## Task directions
Show every line that has the string "Nationwide" in it.

[Start of Source records]

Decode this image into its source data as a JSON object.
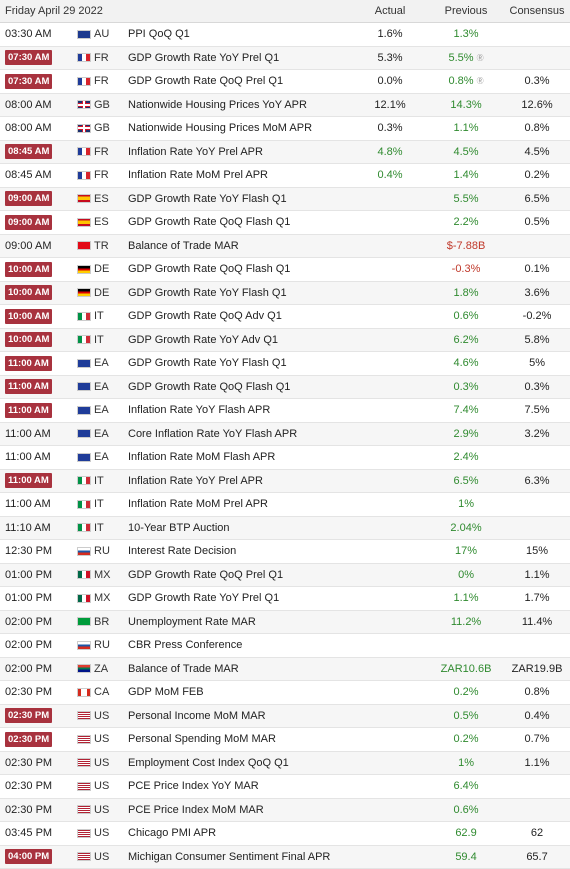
{
  "header": {
    "date": "Friday April 29 2022",
    "actual": "Actual",
    "previous": "Previous",
    "consensus": "Consensus"
  },
  "rows": [
    {
      "time": "03:30 AM",
      "hl": false,
      "cc": "AU",
      "flag": "au",
      "event": "PPI QoQ Q1",
      "actual": "1.6%",
      "actual_color": "",
      "previous": "1.3%",
      "prev_color": "green",
      "revised": false,
      "consensus": ""
    },
    {
      "time": "07:30 AM",
      "hl": true,
      "cc": "FR",
      "flag": "fr",
      "event": "GDP Growth Rate YoY Prel Q1",
      "actual": "5.3%",
      "actual_color": "",
      "previous": "5.5%",
      "prev_color": "green",
      "revised": true,
      "consensus": ""
    },
    {
      "time": "07:30 AM",
      "hl": true,
      "cc": "FR",
      "flag": "fr",
      "event": "GDP Growth Rate QoQ Prel Q1",
      "actual": "0.0%",
      "actual_color": "",
      "previous": "0.8%",
      "prev_color": "green",
      "revised": true,
      "consensus": "0.3%"
    },
    {
      "time": "08:00 AM",
      "hl": false,
      "cc": "GB",
      "flag": "gb",
      "event": "Nationwide Housing Prices YoY APR",
      "actual": "12.1%",
      "actual_color": "",
      "previous": "14.3%",
      "prev_color": "green",
      "revised": false,
      "consensus": "12.6%"
    },
    {
      "time": "08:00 AM",
      "hl": false,
      "cc": "GB",
      "flag": "gb",
      "event": "Nationwide Housing Prices MoM APR",
      "actual": "0.3%",
      "actual_color": "",
      "previous": "1.1%",
      "prev_color": "green",
      "revised": false,
      "consensus": "0.8%"
    },
    {
      "time": "08:45 AM",
      "hl": true,
      "cc": "FR",
      "flag": "fr",
      "event": "Inflation Rate YoY Prel APR",
      "actual": "4.8%",
      "actual_color": "green",
      "previous": "4.5%",
      "prev_color": "green",
      "revised": false,
      "consensus": "4.5%"
    },
    {
      "time": "08:45 AM",
      "hl": false,
      "cc": "FR",
      "flag": "fr",
      "event": "Inflation Rate MoM Prel APR",
      "actual": "0.4%",
      "actual_color": "green",
      "previous": "1.4%",
      "prev_color": "green",
      "revised": false,
      "consensus": "0.2%"
    },
    {
      "time": "09:00 AM",
      "hl": true,
      "cc": "ES",
      "flag": "es",
      "event": "GDP Growth Rate YoY Flash Q1",
      "actual": "",
      "actual_color": "",
      "previous": "5.5%",
      "prev_color": "green",
      "revised": false,
      "consensus": "6.5%"
    },
    {
      "time": "09:00 AM",
      "hl": true,
      "cc": "ES",
      "flag": "es",
      "event": "GDP Growth Rate QoQ Flash Q1",
      "actual": "",
      "actual_color": "",
      "previous": "2.2%",
      "prev_color": "green",
      "revised": false,
      "consensus": "0.5%"
    },
    {
      "time": "09:00 AM",
      "hl": false,
      "cc": "TR",
      "flag": "tr",
      "event": "Balance of Trade MAR",
      "actual": "",
      "actual_color": "",
      "previous": "$-7.88B",
      "prev_color": "red",
      "revised": false,
      "consensus": ""
    },
    {
      "time": "10:00 AM",
      "hl": true,
      "cc": "DE",
      "flag": "de",
      "event": "GDP Growth Rate QoQ Flash Q1",
      "actual": "",
      "actual_color": "",
      "previous": "-0.3%",
      "prev_color": "red",
      "revised": false,
      "consensus": "0.1%"
    },
    {
      "time": "10:00 AM",
      "hl": true,
      "cc": "DE",
      "flag": "de",
      "event": "GDP Growth Rate YoY Flash Q1",
      "actual": "",
      "actual_color": "",
      "previous": "1.8%",
      "prev_color": "green",
      "revised": false,
      "consensus": "3.6%"
    },
    {
      "time": "10:00 AM",
      "hl": true,
      "cc": "IT",
      "flag": "it",
      "event": "GDP Growth Rate QoQ Adv Q1",
      "actual": "",
      "actual_color": "",
      "previous": "0.6%",
      "prev_color": "green",
      "revised": false,
      "consensus": "-0.2%"
    },
    {
      "time": "10:00 AM",
      "hl": true,
      "cc": "IT",
      "flag": "it",
      "event": "GDP Growth Rate YoY Adv Q1",
      "actual": "",
      "actual_color": "",
      "previous": "6.2%",
      "prev_color": "green",
      "revised": false,
      "consensus": "5.8%"
    },
    {
      "time": "11:00 AM",
      "hl": true,
      "cc": "EA",
      "flag": "ea",
      "event": "GDP Growth Rate YoY Flash Q1",
      "actual": "",
      "actual_color": "",
      "previous": "4.6%",
      "prev_color": "green",
      "revised": false,
      "consensus": "5%"
    },
    {
      "time": "11:00 AM",
      "hl": true,
      "cc": "EA",
      "flag": "ea",
      "event": "GDP Growth Rate QoQ Flash Q1",
      "actual": "",
      "actual_color": "",
      "previous": "0.3%",
      "prev_color": "green",
      "revised": false,
      "consensus": "0.3%"
    },
    {
      "time": "11:00 AM",
      "hl": true,
      "cc": "EA",
      "flag": "ea",
      "event": "Inflation Rate YoY Flash APR",
      "actual": "",
      "actual_color": "",
      "previous": "7.4%",
      "prev_color": "green",
      "revised": false,
      "consensus": "7.5%"
    },
    {
      "time": "11:00 AM",
      "hl": false,
      "cc": "EA",
      "flag": "ea",
      "event": "Core Inflation Rate YoY Flash APR",
      "actual": "",
      "actual_color": "",
      "previous": "2.9%",
      "prev_color": "green",
      "revised": false,
      "consensus": "3.2%"
    },
    {
      "time": "11:00 AM",
      "hl": false,
      "cc": "EA",
      "flag": "ea",
      "event": "Inflation Rate MoM Flash APR",
      "actual": "",
      "actual_color": "",
      "previous": "2.4%",
      "prev_color": "green",
      "revised": false,
      "consensus": ""
    },
    {
      "time": "11:00 AM",
      "hl": true,
      "cc": "IT",
      "flag": "it",
      "event": "Inflation Rate YoY Prel APR",
      "actual": "",
      "actual_color": "",
      "previous": "6.5%",
      "prev_color": "green",
      "revised": false,
      "consensus": "6.3%"
    },
    {
      "time": "11:00 AM",
      "hl": false,
      "cc": "IT",
      "flag": "it",
      "event": "Inflation Rate MoM Prel APR",
      "actual": "",
      "actual_color": "",
      "previous": "1%",
      "prev_color": "green",
      "revised": false,
      "consensus": ""
    },
    {
      "time": "11:10 AM",
      "hl": false,
      "cc": "IT",
      "flag": "it",
      "event": "10-Year BTP Auction",
      "actual": "",
      "actual_color": "",
      "previous": "2.04%",
      "prev_color": "green",
      "revised": false,
      "consensus": ""
    },
    {
      "time": "12:30 PM",
      "hl": false,
      "cc": "RU",
      "flag": "ru",
      "event": "Interest Rate Decision",
      "actual": "",
      "actual_color": "",
      "previous": "17%",
      "prev_color": "green",
      "revised": false,
      "consensus": "15%"
    },
    {
      "time": "01:00 PM",
      "hl": false,
      "cc": "MX",
      "flag": "mx",
      "event": "GDP Growth Rate QoQ Prel Q1",
      "actual": "",
      "actual_color": "",
      "previous": "0%",
      "prev_color": "green",
      "revised": false,
      "consensus": "1.1%"
    },
    {
      "time": "01:00 PM",
      "hl": false,
      "cc": "MX",
      "flag": "mx",
      "event": "GDP Growth Rate YoY Prel Q1",
      "actual": "",
      "actual_color": "",
      "previous": "1.1%",
      "prev_color": "green",
      "revised": false,
      "consensus": "1.7%"
    },
    {
      "time": "02:00 PM",
      "hl": false,
      "cc": "BR",
      "flag": "br",
      "event": "Unemployment Rate MAR",
      "actual": "",
      "actual_color": "",
      "previous": "11.2%",
      "prev_color": "green",
      "revised": false,
      "consensus": "11.4%"
    },
    {
      "time": "02:00 PM",
      "hl": false,
      "cc": "RU",
      "flag": "ru",
      "event": "CBR Press Conference",
      "actual": "",
      "actual_color": "",
      "previous": "",
      "prev_color": "",
      "revised": false,
      "consensus": ""
    },
    {
      "time": "02:00 PM",
      "hl": false,
      "cc": "ZA",
      "flag": "za",
      "event": "Balance of Trade MAR",
      "actual": "",
      "actual_color": "",
      "previous": "ZAR10.6B",
      "prev_color": "green",
      "revised": false,
      "consensus": "ZAR19.9B"
    },
    {
      "time": "02:30 PM",
      "hl": false,
      "cc": "CA",
      "flag": "ca",
      "event": "GDP MoM FEB",
      "actual": "",
      "actual_color": "",
      "previous": "0.2%",
      "prev_color": "green",
      "revised": false,
      "consensus": "0.8%"
    },
    {
      "time": "02:30 PM",
      "hl": true,
      "cc": "US",
      "flag": "us",
      "event": "Personal Income MoM MAR",
      "actual": "",
      "actual_color": "",
      "previous": "0.5%",
      "prev_color": "green",
      "revised": false,
      "consensus": "0.4%"
    },
    {
      "time": "02:30 PM",
      "hl": true,
      "cc": "US",
      "flag": "us",
      "event": "Personal Spending MoM MAR",
      "actual": "",
      "actual_color": "",
      "previous": "0.2%",
      "prev_color": "green",
      "revised": false,
      "consensus": "0.7%"
    },
    {
      "time": "02:30 PM",
      "hl": false,
      "cc": "US",
      "flag": "us",
      "event": "Employment Cost Index QoQ Q1",
      "actual": "",
      "actual_color": "",
      "previous": "1%",
      "prev_color": "green",
      "revised": false,
      "consensus": "1.1%"
    },
    {
      "time": "02:30 PM",
      "hl": false,
      "cc": "US",
      "flag": "us",
      "event": "PCE Price Index YoY MAR",
      "actual": "",
      "actual_color": "",
      "previous": "6.4%",
      "prev_color": "green",
      "revised": false,
      "consensus": ""
    },
    {
      "time": "02:30 PM",
      "hl": false,
      "cc": "US",
      "flag": "us",
      "event": "PCE Price Index MoM MAR",
      "actual": "",
      "actual_color": "",
      "previous": "0.6%",
      "prev_color": "green",
      "revised": false,
      "consensus": ""
    },
    {
      "time": "03:45 PM",
      "hl": false,
      "cc": "US",
      "flag": "us",
      "event": "Chicago PMI APR",
      "actual": "",
      "actual_color": "",
      "previous": "62.9",
      "prev_color": "green",
      "revised": false,
      "consensus": "62"
    },
    {
      "time": "04:00 PM",
      "hl": true,
      "cc": "US",
      "flag": "us",
      "event": "Michigan Consumer Sentiment Final APR",
      "actual": "",
      "actual_color": "",
      "previous": "59.4",
      "prev_color": "green",
      "revised": false,
      "consensus": "65.7"
    }
  ]
}
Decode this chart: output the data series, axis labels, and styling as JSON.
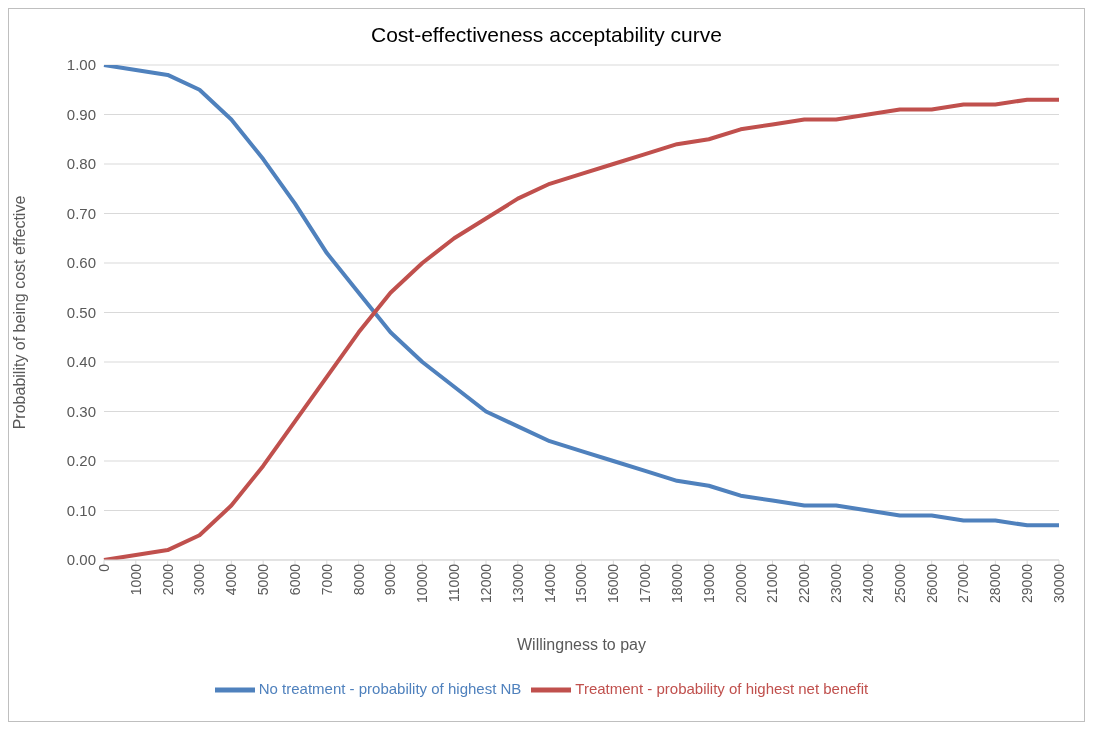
{
  "chart_data": {
    "type": "line",
    "title": "Cost-effectiveness  acceptability curve",
    "xlabel": "Willingness to pay",
    "ylabel": "Probability of being cost effective",
    "categories": [
      "0",
      "1000",
      "2000",
      "3000",
      "4000",
      "5000",
      "6000",
      "7000",
      "8000",
      "9000",
      "10000",
      "11000",
      "12000",
      "13000",
      "14000",
      "15000",
      "16000",
      "17000",
      "18000",
      "19000",
      "20000",
      "21000",
      "22000",
      "23000",
      "24000",
      "25000",
      "26000",
      "27000",
      "28000",
      "29000",
      "30000"
    ],
    "series": [
      {
        "name": "No treatment - probability of highest NB",
        "color": "#4f81bd",
        "values": [
          1.0,
          0.99,
          0.98,
          0.95,
          0.89,
          0.81,
          0.72,
          0.62,
          0.54,
          0.46,
          0.4,
          0.35,
          0.3,
          0.27,
          0.24,
          0.22,
          0.2,
          0.18,
          0.16,
          0.15,
          0.13,
          0.12,
          0.11,
          0.11,
          0.1,
          0.09,
          0.09,
          0.08,
          0.08,
          0.07,
          0.07
        ]
      },
      {
        "name": "Treatment - probability of highest net benefit",
        "color": "#c0504d",
        "values": [
          0.0,
          0.01,
          0.02,
          0.05,
          0.11,
          0.19,
          0.28,
          0.37,
          0.46,
          0.54,
          0.6,
          0.65,
          0.69,
          0.73,
          0.76,
          0.78,
          0.8,
          0.82,
          0.84,
          0.85,
          0.87,
          0.88,
          0.89,
          0.89,
          0.9,
          0.91,
          0.91,
          0.92,
          0.92,
          0.93,
          0.93
        ]
      }
    ],
    "ylim": [
      0,
      1
    ],
    "yticks": [
      {
        "value": 0,
        "label": "0.00"
      },
      {
        "value": 0.1,
        "label": "0.10"
      },
      {
        "value": 0.2,
        "label": "0.20"
      },
      {
        "value": 0.3,
        "label": "0.30"
      },
      {
        "value": 0.4,
        "label": "0.40"
      },
      {
        "value": 0.5,
        "label": "0.50"
      },
      {
        "value": 0.6,
        "label": "0.60"
      },
      {
        "value": 0.7,
        "label": "0.70"
      },
      {
        "value": 0.8,
        "label": "0.80"
      },
      {
        "value": 0.9,
        "label": "0.90"
      },
      {
        "value": 1,
        "label": "1.00"
      }
    ],
    "grid": "y",
    "legend": "bottom",
    "marker": "none",
    "line_style": "solid"
  }
}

[End of Source records]

## Answer for this exercise
      "event": "Nationwide Housing Prices YoY APR",
      "event": "Nationwide Housing Prices MoM APR",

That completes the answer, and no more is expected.